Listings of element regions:
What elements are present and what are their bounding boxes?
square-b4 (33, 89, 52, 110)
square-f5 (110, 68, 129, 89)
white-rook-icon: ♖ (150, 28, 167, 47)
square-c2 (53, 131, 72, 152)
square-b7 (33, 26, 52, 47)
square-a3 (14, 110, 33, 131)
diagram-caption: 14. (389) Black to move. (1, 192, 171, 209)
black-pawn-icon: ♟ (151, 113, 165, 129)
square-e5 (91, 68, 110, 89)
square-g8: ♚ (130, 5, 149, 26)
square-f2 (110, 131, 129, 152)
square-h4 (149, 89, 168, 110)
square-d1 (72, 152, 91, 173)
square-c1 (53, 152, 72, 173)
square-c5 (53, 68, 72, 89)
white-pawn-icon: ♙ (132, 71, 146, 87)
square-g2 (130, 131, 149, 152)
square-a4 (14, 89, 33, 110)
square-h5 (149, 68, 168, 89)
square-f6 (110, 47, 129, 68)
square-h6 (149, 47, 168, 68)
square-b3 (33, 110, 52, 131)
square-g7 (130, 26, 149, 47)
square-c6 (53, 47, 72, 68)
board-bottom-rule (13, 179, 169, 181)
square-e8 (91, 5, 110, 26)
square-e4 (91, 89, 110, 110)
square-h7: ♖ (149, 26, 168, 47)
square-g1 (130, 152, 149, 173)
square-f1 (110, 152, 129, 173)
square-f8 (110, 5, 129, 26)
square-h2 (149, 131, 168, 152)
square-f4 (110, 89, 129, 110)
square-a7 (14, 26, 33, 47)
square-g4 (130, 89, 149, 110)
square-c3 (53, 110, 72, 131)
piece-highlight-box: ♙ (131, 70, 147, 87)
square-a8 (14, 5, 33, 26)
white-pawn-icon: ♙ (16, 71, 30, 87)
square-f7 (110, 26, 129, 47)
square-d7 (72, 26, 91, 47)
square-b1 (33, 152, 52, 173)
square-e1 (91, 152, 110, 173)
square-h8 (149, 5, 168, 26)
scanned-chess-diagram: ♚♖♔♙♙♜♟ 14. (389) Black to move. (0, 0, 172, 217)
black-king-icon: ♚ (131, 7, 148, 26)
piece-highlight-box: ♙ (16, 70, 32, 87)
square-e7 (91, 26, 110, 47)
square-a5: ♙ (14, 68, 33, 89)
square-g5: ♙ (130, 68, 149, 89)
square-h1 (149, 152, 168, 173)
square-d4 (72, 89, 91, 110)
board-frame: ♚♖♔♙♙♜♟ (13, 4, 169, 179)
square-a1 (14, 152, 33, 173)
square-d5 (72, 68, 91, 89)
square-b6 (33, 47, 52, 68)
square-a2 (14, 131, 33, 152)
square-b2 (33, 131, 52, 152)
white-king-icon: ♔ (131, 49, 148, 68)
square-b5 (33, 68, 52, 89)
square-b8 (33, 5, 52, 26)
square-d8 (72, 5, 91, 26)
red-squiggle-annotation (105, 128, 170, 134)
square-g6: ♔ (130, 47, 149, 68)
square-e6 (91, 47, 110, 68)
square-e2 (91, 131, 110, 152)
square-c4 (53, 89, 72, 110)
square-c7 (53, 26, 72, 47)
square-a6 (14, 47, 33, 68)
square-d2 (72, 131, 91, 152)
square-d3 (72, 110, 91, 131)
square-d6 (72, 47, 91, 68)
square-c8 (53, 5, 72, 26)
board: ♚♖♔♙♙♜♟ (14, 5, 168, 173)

▶ _DIRECTIVE_: Show every line in the entries above that contains the string "piece". Case counts.

▶ _TASK RESPONSE_:
piece-highlight-box: ♙ (131, 70, 147, 87)
piece-highlight-box: ♙ (16, 70, 32, 87)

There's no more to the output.